WHAT TO PRODUCE
Below is a listing. Output every line of it exactly.

STUDY MATERIAL

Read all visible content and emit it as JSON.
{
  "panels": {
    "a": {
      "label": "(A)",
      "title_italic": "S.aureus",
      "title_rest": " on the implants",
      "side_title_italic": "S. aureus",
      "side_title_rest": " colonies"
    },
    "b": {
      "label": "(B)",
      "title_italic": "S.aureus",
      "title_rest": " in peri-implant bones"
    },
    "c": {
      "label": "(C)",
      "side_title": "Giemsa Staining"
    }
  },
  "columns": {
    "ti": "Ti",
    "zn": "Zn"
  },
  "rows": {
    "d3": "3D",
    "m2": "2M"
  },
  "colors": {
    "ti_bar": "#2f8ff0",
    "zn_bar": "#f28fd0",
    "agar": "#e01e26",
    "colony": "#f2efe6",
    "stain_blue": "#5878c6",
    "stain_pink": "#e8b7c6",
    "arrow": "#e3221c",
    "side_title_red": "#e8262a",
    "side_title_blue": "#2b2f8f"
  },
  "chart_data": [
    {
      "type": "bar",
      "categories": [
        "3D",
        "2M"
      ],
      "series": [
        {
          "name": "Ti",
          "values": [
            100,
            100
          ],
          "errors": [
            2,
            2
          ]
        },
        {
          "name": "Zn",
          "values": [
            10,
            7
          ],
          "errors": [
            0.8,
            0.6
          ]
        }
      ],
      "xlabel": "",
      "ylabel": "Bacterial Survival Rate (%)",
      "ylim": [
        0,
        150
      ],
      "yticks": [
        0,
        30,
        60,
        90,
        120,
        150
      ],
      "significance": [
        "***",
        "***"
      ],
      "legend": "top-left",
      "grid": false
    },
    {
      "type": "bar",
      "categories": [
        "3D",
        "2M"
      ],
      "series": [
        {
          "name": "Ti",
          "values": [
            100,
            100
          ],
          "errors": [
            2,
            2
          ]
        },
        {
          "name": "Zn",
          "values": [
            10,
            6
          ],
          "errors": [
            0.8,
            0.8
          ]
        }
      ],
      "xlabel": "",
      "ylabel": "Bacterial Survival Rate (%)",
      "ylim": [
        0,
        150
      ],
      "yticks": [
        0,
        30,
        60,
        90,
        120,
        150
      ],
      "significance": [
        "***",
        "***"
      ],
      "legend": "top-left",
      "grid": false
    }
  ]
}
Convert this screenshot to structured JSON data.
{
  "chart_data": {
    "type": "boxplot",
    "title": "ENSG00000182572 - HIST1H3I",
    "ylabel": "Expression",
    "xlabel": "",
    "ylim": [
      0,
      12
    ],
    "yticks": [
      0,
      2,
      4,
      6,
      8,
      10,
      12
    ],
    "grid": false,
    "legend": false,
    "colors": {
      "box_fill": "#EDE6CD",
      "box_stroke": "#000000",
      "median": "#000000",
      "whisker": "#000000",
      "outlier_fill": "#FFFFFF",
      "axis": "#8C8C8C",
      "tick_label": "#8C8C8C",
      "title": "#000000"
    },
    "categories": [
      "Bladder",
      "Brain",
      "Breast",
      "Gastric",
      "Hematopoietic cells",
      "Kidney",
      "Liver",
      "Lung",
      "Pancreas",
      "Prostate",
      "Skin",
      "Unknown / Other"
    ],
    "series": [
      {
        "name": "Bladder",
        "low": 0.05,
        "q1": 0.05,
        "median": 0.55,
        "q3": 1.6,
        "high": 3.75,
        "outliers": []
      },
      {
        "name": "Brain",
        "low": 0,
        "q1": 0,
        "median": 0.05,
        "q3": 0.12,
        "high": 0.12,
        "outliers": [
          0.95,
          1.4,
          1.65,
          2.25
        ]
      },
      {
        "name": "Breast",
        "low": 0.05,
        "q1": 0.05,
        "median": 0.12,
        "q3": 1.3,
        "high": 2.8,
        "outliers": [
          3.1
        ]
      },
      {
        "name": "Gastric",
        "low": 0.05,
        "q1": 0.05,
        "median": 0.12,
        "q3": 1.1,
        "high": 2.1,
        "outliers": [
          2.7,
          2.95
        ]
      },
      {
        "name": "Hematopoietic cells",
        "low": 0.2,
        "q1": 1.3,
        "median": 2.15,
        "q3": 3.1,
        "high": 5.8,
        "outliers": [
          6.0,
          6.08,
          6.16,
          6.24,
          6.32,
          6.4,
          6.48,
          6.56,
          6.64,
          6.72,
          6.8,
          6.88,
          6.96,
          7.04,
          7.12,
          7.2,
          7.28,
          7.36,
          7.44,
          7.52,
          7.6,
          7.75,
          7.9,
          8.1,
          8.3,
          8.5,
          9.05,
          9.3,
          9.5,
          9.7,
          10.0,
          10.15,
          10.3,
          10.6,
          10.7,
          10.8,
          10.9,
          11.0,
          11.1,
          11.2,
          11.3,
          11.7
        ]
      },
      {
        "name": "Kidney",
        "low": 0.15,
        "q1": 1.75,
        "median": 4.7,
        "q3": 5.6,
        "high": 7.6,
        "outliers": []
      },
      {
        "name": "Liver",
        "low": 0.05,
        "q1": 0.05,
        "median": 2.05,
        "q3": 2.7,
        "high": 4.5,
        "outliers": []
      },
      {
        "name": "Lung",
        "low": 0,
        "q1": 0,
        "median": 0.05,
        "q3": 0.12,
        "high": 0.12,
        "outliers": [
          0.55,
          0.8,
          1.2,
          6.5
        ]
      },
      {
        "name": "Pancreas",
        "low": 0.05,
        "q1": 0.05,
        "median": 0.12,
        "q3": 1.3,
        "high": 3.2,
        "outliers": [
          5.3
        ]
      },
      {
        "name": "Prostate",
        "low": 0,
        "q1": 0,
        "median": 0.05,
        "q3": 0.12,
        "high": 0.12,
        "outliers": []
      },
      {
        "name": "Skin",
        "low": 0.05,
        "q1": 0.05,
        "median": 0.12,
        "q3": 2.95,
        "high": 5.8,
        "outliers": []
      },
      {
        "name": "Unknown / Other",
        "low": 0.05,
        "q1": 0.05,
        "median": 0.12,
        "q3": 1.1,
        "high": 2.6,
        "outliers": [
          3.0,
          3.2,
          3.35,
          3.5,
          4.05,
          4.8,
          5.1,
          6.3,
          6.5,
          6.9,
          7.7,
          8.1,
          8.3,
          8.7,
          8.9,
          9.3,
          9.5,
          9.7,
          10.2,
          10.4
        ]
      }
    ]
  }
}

ANSWER SECTION
Read all visible content and emit it as JSON.
{
  "panels": {
    "a": {
      "label": "(A)",
      "title_italic": "S.aureus",
      "title_rest": " on the implants",
      "side_title_italic": "S. aureus",
      "side_title_rest": " colonies"
    },
    "b": {
      "label": "(B)",
      "title_italic": "S.aureus",
      "title_rest": " in peri-implant bones"
    },
    "c": {
      "label": "(C)",
      "side_title": "Giemsa Staining"
    }
  },
  "columns": {
    "ti": "Ti",
    "zn": "Zn"
  },
  "rows": {
    "d3": "3D",
    "m2": "2M"
  },
  "colors": {
    "ti_bar": "#2f8ff0",
    "zn_bar": "#f28fd0",
    "agar": "#e01e26",
    "colony": "#f2efe6",
    "stain_blue": "#5878c6",
    "stain_pink": "#e8b7c6",
    "arrow": "#e3221c",
    "side_title_red": "#e8262a",
    "side_title_blue": "#2b2f8f"
  },
  "chart_data": [
    {
      "type": "bar",
      "categories": [
        "3D",
        "2M"
      ],
      "series": [
        {
          "name": "Ti",
          "values": [
            100,
            100
          ],
          "errors": [
            2,
            2
          ]
        },
        {
          "name": "Zn",
          "values": [
            10,
            7
          ],
          "errors": [
            0.8,
            0.6
          ]
        }
      ],
      "xlabel": "",
      "ylabel": "Bacterial Survival Rate (%)",
      "ylim": [
        0,
        150
      ],
      "yticks": [
        0,
        30,
        60,
        90,
        120,
        150
      ],
      "significance": [
        "***",
        "***"
      ],
      "legend": "top-left",
      "grid": false
    },
    {
      "type": "bar",
      "categories": [
        "3D",
        "2M"
      ],
      "series": [
        {
          "name": "Ti",
          "values": [
            100,
            100
          ],
          "errors": [
            2,
            2
          ]
        },
        {
          "name": "Zn",
          "values": [
            10,
            6
          ],
          "errors": [
            0.8,
            0.8
          ]
        }
      ],
      "xlabel": "",
      "ylabel": "Bacterial Survival Rate (%)",
      "ylim": [
        0,
        150
      ],
      "yticks": [
        0,
        30,
        60,
        90,
        120,
        150
      ],
      "significance": [
        "***",
        "***"
      ],
      "legend": "top-left",
      "grid": false
    }
  ]
}
Convert this screenshot to structured JSON data.
{
  "chart_data": {
    "type": "boxplot",
    "title": "ENSG00000182572 - HIST1H3I",
    "ylabel": "Expression",
    "xlabel": "",
    "ylim": [
      0,
      12
    ],
    "yticks": [
      0,
      2,
      4,
      6,
      8,
      10,
      12
    ],
    "grid": false,
    "legend": false,
    "colors": {
      "box_fill": "#EDE6CD",
      "box_stroke": "#000000",
      "median": "#000000",
      "whisker": "#000000",
      "outlier_fill": "#FFFFFF",
      "axis": "#8C8C8C",
      "tick_label": "#8C8C8C",
      "title": "#000000"
    },
    "categories": [
      "Bladder",
      "Brain",
      "Breast",
      "Gastric",
      "Hematopoietic cells",
      "Kidney",
      "Liver",
      "Lung",
      "Pancreas",
      "Prostate",
      "Skin",
      "Unknown / Other"
    ],
    "series": [
      {
        "name": "Bladder",
        "low": 0.05,
        "q1": 0.05,
        "median": 0.55,
        "q3": 1.6,
        "high": 3.75,
        "outliers": []
      },
      {
        "name": "Brain",
        "low": 0,
        "q1": 0,
        "median": 0.05,
        "q3": 0.12,
        "high": 0.12,
        "outliers": [
          0.95,
          1.4,
          1.65,
          2.25
        ]
      },
      {
        "name": "Breast",
        "low": 0.05,
        "q1": 0.05,
        "median": 0.12,
        "q3": 1.3,
        "high": 2.8,
        "outliers": [
          3.1
        ]
      },
      {
        "name": "Gastric",
        "low": 0.05,
        "q1": 0.05,
        "median": 0.12,
        "q3": 1.1,
        "high": 2.1,
        "outliers": [
          2.7,
          2.95
        ]
      },
      {
        "name": "Hematopoietic cells",
        "low": 0.2,
        "q1": 1.3,
        "median": 2.15,
        "q3": 3.1,
        "high": 5.8,
        "outliers": [
          6.0,
          6.08,
          6.16,
          6.24,
          6.32,
          6.4,
          6.48,
          6.56,
          6.64,
          6.72,
          6.8,
          6.88,
          6.96,
          7.04,
          7.12,
          7.2,
          7.28,
          7.36,
          7.44,
          7.52,
          7.6,
          7.75,
          7.9,
          8.1,
          8.3,
          8.5,
          9.05,
          9.3,
          9.5,
          9.7,
          10.0,
          10.15,
          10.3,
          10.6,
          10.7,
          10.8,
          10.9,
          11.0,
          11.1,
          11.2,
          11.3,
          11.7
        ]
      },
      {
        "name": "Kidney",
        "low": 0.15,
        "q1": 1.75,
        "median": 4.7,
        "q3": 5.6,
        "high": 7.6,
        "outliers": []
      },
      {
        "name": "Liver",
        "low": 0.05,
        "q1": 0.05,
        "median": 2.05,
        "q3": 2.7,
        "high": 4.5,
        "outliers": []
      },
      {
        "name": "Lung",
        "low": 0,
        "q1": 0,
        "median": 0.05,
        "q3": 0.12,
        "high": 0.12,
        "outliers": [
          0.55,
          0.8,
          1.2,
          6.5
        ]
      },
      {
        "name": "Pancreas",
        "low": 0.05,
        "q1": 0.05,
        "median": 0.12,
        "q3": 1.3,
        "high": 3.2,
        "outliers": [
          5.3
        ]
      },
      {
        "name": "Prostate",
        "low": 0,
        "q1": 0,
        "median": 0.05,
        "q3": 0.12,
        "high": 0.12,
        "outliers": []
      },
      {
        "name": "Skin",
        "low": 0.05,
        "q1": 0.05,
        "median": 0.12,
        "q3": 2.95,
        "high": 5.8,
        "outliers": []
      },
      {
        "name": "Unknown / Other",
        "low": 0.05,
        "q1": 0.05,
        "median": 0.12,
        "q3": 1.1,
        "high": 2.6,
        "outliers": [
          3.0,
          3.2,
          3.35,
          3.5,
          4.05,
          4.8,
          5.1,
          6.3,
          6.5,
          6.9,
          7.7,
          8.1,
          8.3,
          8.7,
          8.9,
          9.3,
          9.5,
          9.7,
          10.2,
          10.4
        ]
      }
    ]
  }
}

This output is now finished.